> [Exercise directions] Output the data below in full, character for character.

> [Information shown]
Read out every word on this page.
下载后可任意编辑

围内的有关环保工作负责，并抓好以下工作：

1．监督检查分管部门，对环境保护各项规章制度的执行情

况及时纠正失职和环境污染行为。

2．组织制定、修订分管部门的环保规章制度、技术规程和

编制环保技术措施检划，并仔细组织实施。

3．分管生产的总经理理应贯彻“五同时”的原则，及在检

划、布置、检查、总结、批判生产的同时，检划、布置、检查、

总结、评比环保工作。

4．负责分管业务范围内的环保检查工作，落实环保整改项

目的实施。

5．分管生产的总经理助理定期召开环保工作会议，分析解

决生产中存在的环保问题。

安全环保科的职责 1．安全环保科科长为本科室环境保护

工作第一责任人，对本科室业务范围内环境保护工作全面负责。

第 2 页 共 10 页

> [Exercise result]
Read out every word on this page.
下载后可任意编辑

围内的有关环保工作负责，并抓好以下工作：

1．监督检查分管部门，对环境保护各项规章制度的执行情

况及时纠正失职和环境污染行为。

2．组织制定、修订分管部门的环保规章制度、技术规程和

编制环保技术措施检划，并仔细组织实施。

3．分管生产的总经理理应贯彻“五同时”的原则，及在检

划、布置、检查、总结、批判生产的同时，检划、布置、检查、

总结、评比环保工作。

4．负责分管业务范围内的环保检查工作，落实环保整改项

目的实施。

5．分管生产的总经理助理定期召开环保工作会议，分析解

决生产中存在的环保问题。

安全环保科的职责 1．安全环保科科长为本科室环境保护

工作第一责任人，对本科室业务范围内环境保护工作全面负责。

第 2 页 共 10 页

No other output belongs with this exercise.